## BEGIN Dataset entries

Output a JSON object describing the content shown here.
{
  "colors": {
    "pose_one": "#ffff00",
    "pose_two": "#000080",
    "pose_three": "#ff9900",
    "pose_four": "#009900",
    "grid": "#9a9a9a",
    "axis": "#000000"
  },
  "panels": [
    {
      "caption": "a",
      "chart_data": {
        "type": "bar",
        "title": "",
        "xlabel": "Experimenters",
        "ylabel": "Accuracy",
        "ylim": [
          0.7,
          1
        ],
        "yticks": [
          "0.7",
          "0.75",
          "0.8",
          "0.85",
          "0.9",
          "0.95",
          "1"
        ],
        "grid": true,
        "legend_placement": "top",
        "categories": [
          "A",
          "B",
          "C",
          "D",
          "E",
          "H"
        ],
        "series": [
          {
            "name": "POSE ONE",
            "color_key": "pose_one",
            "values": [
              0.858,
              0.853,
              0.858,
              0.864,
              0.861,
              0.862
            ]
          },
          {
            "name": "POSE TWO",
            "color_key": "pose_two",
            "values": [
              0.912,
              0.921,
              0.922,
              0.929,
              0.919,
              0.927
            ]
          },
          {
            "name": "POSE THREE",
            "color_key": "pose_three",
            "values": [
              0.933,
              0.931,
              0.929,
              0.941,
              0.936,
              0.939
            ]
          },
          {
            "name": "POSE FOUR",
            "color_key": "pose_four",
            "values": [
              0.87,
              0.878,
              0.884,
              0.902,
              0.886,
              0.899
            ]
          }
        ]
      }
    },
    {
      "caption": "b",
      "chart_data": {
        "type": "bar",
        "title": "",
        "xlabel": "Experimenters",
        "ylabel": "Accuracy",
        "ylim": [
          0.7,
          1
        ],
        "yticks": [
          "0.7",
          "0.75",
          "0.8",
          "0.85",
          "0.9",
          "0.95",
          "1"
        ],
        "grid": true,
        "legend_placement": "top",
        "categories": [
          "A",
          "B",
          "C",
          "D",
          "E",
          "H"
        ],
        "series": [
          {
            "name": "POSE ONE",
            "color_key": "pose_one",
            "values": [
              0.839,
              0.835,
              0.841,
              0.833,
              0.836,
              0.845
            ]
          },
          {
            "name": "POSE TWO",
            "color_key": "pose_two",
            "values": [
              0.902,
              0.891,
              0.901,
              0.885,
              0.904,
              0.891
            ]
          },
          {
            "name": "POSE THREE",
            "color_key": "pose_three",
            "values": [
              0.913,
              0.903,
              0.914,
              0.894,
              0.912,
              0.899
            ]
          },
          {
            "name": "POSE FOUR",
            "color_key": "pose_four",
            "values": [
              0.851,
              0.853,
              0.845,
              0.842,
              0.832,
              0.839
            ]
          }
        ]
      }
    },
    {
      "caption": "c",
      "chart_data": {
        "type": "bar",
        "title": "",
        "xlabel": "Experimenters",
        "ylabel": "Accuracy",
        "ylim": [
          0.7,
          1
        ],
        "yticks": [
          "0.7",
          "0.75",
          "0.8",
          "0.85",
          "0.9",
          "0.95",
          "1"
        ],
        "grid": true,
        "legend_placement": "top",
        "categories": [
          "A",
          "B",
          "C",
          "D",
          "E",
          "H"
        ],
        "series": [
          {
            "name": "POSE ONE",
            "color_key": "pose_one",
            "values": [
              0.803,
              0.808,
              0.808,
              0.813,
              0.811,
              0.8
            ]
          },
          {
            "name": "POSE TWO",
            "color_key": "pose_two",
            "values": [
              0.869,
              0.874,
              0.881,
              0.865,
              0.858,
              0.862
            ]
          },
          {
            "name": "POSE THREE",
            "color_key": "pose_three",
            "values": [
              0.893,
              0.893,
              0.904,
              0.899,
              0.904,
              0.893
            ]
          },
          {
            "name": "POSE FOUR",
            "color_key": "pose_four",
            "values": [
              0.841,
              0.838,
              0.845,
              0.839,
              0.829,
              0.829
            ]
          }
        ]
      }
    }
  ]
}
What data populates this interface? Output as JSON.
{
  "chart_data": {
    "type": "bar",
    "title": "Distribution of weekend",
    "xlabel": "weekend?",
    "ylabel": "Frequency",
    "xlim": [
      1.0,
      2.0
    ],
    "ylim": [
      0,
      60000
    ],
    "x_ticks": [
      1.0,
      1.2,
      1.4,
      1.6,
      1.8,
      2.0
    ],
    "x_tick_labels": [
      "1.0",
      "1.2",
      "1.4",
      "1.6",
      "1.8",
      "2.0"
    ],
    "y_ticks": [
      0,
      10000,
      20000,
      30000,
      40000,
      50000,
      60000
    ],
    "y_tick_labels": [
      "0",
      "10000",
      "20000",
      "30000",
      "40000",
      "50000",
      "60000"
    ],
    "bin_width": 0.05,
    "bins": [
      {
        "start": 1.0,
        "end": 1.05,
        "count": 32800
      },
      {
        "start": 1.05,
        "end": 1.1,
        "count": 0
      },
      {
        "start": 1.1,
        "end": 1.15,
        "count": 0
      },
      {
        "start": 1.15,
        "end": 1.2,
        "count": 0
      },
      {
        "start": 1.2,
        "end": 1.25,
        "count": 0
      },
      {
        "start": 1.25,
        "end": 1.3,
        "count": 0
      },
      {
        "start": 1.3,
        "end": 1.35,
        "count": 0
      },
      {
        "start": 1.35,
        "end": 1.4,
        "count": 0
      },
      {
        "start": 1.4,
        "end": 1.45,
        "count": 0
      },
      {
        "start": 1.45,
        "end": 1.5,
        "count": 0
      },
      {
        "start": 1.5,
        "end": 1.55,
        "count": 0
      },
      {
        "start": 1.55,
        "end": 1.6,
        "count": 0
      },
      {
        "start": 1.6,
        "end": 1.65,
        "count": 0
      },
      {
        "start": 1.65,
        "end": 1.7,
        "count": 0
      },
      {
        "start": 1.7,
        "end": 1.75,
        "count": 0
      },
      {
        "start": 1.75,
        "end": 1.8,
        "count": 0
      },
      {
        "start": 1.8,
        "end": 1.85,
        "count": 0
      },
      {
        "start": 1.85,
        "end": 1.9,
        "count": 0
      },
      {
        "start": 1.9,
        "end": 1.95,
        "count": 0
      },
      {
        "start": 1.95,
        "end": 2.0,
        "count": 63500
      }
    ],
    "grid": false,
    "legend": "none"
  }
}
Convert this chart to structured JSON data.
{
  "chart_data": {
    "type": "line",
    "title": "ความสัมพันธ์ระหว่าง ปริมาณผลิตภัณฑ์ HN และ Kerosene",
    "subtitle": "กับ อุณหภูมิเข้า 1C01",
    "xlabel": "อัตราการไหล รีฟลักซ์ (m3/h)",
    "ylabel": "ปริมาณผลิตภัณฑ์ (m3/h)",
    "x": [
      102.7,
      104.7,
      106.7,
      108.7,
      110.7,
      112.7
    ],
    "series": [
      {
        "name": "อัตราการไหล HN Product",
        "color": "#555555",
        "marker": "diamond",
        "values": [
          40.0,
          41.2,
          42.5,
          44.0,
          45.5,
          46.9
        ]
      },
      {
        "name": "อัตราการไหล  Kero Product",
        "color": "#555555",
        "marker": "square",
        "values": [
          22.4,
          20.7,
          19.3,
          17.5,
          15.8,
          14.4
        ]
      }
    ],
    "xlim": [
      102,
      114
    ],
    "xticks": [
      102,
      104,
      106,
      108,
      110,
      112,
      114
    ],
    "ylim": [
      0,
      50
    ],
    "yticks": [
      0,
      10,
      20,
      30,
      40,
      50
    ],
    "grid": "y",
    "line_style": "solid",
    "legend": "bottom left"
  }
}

## END Dataset entries

Repeat the entries above exactly, leaving nothing out.

_Full output:_
Output a JSON object describing the content shown here.
{
  "colors": {
    "pose_one": "#ffff00",
    "pose_two": "#000080",
    "pose_three": "#ff9900",
    "pose_four": "#009900",
    "grid": "#9a9a9a",
    "axis": "#000000"
  },
  "panels": [
    {
      "caption": "a",
      "chart_data": {
        "type": "bar",
        "title": "",
        "xlabel": "Experimenters",
        "ylabel": "Accuracy",
        "ylim": [
          0.7,
          1
        ],
        "yticks": [
          "0.7",
          "0.75",
          "0.8",
          "0.85",
          "0.9",
          "0.95",
          "1"
        ],
        "grid": true,
        "legend_placement": "top",
        "categories": [
          "A",
          "B",
          "C",
          "D",
          "E",
          "H"
        ],
        "series": [
          {
            "name": "POSE ONE",
            "color_key": "pose_one",
            "values": [
              0.858,
              0.853,
              0.858,
              0.864,
              0.861,
              0.862
            ]
          },
          {
            "name": "POSE TWO",
            "color_key": "pose_two",
            "values": [
              0.912,
              0.921,
              0.922,
              0.929,
              0.919,
              0.927
            ]
          },
          {
            "name": "POSE THREE",
            "color_key": "pose_three",
            "values": [
              0.933,
              0.931,
              0.929,
              0.941,
              0.936,
              0.939
            ]
          },
          {
            "name": "POSE FOUR",
            "color_key": "pose_four",
            "values": [
              0.87,
              0.878,
              0.884,
              0.902,
              0.886,
              0.899
            ]
          }
        ]
      }
    },
    {
      "caption": "b",
      "chart_data": {
        "type": "bar",
        "title": "",
        "xlabel": "Experimenters",
        "ylabel": "Accuracy",
        "ylim": [
          0.7,
          1
        ],
        "yticks": [
          "0.7",
          "0.75",
          "0.8",
          "0.85",
          "0.9",
          "0.95",
          "1"
        ],
        "grid": true,
        "legend_placement": "top",
        "categories": [
          "A",
          "B",
          "C",
          "D",
          "E",
          "H"
        ],
        "series": [
          {
            "name": "POSE ONE",
            "color_key": "pose_one",
            "values": [
              0.839,
              0.835,
              0.841,
              0.833,
              0.836,
              0.845
            ]
          },
          {
            "name": "POSE TWO",
            "color_key": "pose_two",
            "values": [
              0.902,
              0.891,
              0.901,
              0.885,
              0.904,
              0.891
            ]
          },
          {
            "name": "POSE THREE",
            "color_key": "pose_three",
            "values": [
              0.913,
              0.903,
              0.914,
              0.894,
              0.912,
              0.899
            ]
          },
          {
            "name": "POSE FOUR",
            "color_key": "pose_four",
            "values": [
              0.851,
              0.853,
              0.845,
              0.842,
              0.832,
              0.839
            ]
          }
        ]
      }
    },
    {
      "caption": "c",
      "chart_data": {
        "type": "bar",
        "title": "",
        "xlabel": "Experimenters",
        "ylabel": "Accuracy",
        "ylim": [
          0.7,
          1
        ],
        "yticks": [
          "0.7",
          "0.75",
          "0.8",
          "0.85",
          "0.9",
          "0.95",
          "1"
        ],
        "grid": true,
        "legend_placement": "top",
        "categories": [
          "A",
          "B",
          "C",
          "D",
          "E",
          "H"
        ],
        "series": [
          {
            "name": "POSE ONE",
            "color_key": "pose_one",
            "values": [
              0.803,
              0.808,
              0.808,
              0.813,
              0.811,
              0.8
            ]
          },
          {
            "name": "POSE TWO",
            "color_key": "pose_two",
            "values": [
              0.869,
              0.874,
              0.881,
              0.865,
              0.858,
              0.862
            ]
          },
          {
            "name": "POSE THREE",
            "color_key": "pose_three",
            "values": [
              0.893,
              0.893,
              0.904,
              0.899,
              0.904,
              0.893
            ]
          },
          {
            "name": "POSE FOUR",
            "color_key": "pose_four",
            "values": [
              0.841,
              0.838,
              0.845,
              0.839,
              0.829,
              0.829
            ]
          }
        ]
      }
    }
  ]
}
What data populates this interface? Output as JSON.
{
  "chart_data": {
    "type": "bar",
    "title": "Distribution of weekend",
    "xlabel": "weekend?",
    "ylabel": "Frequency",
    "xlim": [
      1.0,
      2.0
    ],
    "ylim": [
      0,
      60000
    ],
    "x_ticks": [
      1.0,
      1.2,
      1.4,
      1.6,
      1.8,
      2.0
    ],
    "x_tick_labels": [
      "1.0",
      "1.2",
      "1.4",
      "1.6",
      "1.8",
      "2.0"
    ],
    "y_ticks": [
      0,
      10000,
      20000,
      30000,
      40000,
      50000,
      60000
    ],
    "y_tick_labels": [
      "0",
      "10000",
      "20000",
      "30000",
      "40000",
      "50000",
      "60000"
    ],
    "bin_width": 0.05,
    "bins": [
      {
        "start": 1.0,
        "end": 1.05,
        "count": 32800
      },
      {
        "start": 1.05,
        "end": 1.1,
        "count": 0
      },
      {
        "start": 1.1,
        "end": 1.15,
        "count": 0
      },
      {
        "start": 1.15,
        "end": 1.2,
        "count": 0
      },
      {
        "start": 1.2,
        "end": 1.25,
        "count": 0
      },
      {
        "start": 1.25,
        "end": 1.3,
        "count": 0
      },
      {
        "start": 1.3,
        "end": 1.35,
        "count": 0
      },
      {
        "start": 1.35,
        "end": 1.4,
        "count": 0
      },
      {
        "start": 1.4,
        "end": 1.45,
        "count": 0
      },
      {
        "start": 1.45,
        "end": 1.5,
        "count": 0
      },
      {
        "start": 1.5,
        "end": 1.55,
        "count": 0
      },
      {
        "start": 1.55,
        "end": 1.6,
        "count": 0
      },
      {
        "start": 1.6,
        "end": 1.65,
        "count": 0
      },
      {
        "start": 1.65,
        "end": 1.7,
        "count": 0
      },
      {
        "start": 1.7,
        "end": 1.75,
        "count": 0
      },
      {
        "start": 1.75,
        "end": 1.8,
        "count": 0
      },
      {
        "start": 1.8,
        "end": 1.85,
        "count": 0
      },
      {
        "start": 1.85,
        "end": 1.9,
        "count": 0
      },
      {
        "start": 1.9,
        "end": 1.95,
        "count": 0
      },
      {
        "start": 1.95,
        "end": 2.0,
        "count": 63500
      }
    ],
    "grid": false,
    "legend": "none"
  }
}
Convert this chart to structured JSON data.
{
  "chart_data": {
    "type": "line",
    "title": "ความสัมพันธ์ระหว่าง ปริมาณผลิตภัณฑ์ HN และ Kerosene",
    "subtitle": "กับ อุณหภูมิเข้า 1C01",
    "xlabel": "อัตราการไหล รีฟลักซ์ (m3/h)",
    "ylabel": "ปริมาณผลิตภัณฑ์ (m3/h)",
    "x": [
      102.7,
      104.7,
      106.7,
      108.7,
      110.7,
      112.7
    ],
    "series": [
      {
        "name": "อัตราการไหล HN Product",
        "color": "#555555",
        "marker": "diamond",
        "values": [
          40.0,
          41.2,
          42.5,
          44.0,
          45.5,
          46.9
        ]
      },
      {
        "name": "อัตราการไหล  Kero Product",
        "color": "#555555",
        "marker": "square",
        "values": [
          22.4,
          20.7,
          19.3,
          17.5,
          15.8,
          14.4
        ]
      }
    ],
    "xlim": [
      102,
      114
    ],
    "xticks": [
      102,
      104,
      106,
      108,
      110,
      112,
      114
    ],
    "ylim": [
      0,
      50
    ],
    "yticks": [
      0,
      10,
      20,
      30,
      40,
      50
    ],
    "grid": "y",
    "line_style": "solid",
    "legend": "bottom left"
  }
}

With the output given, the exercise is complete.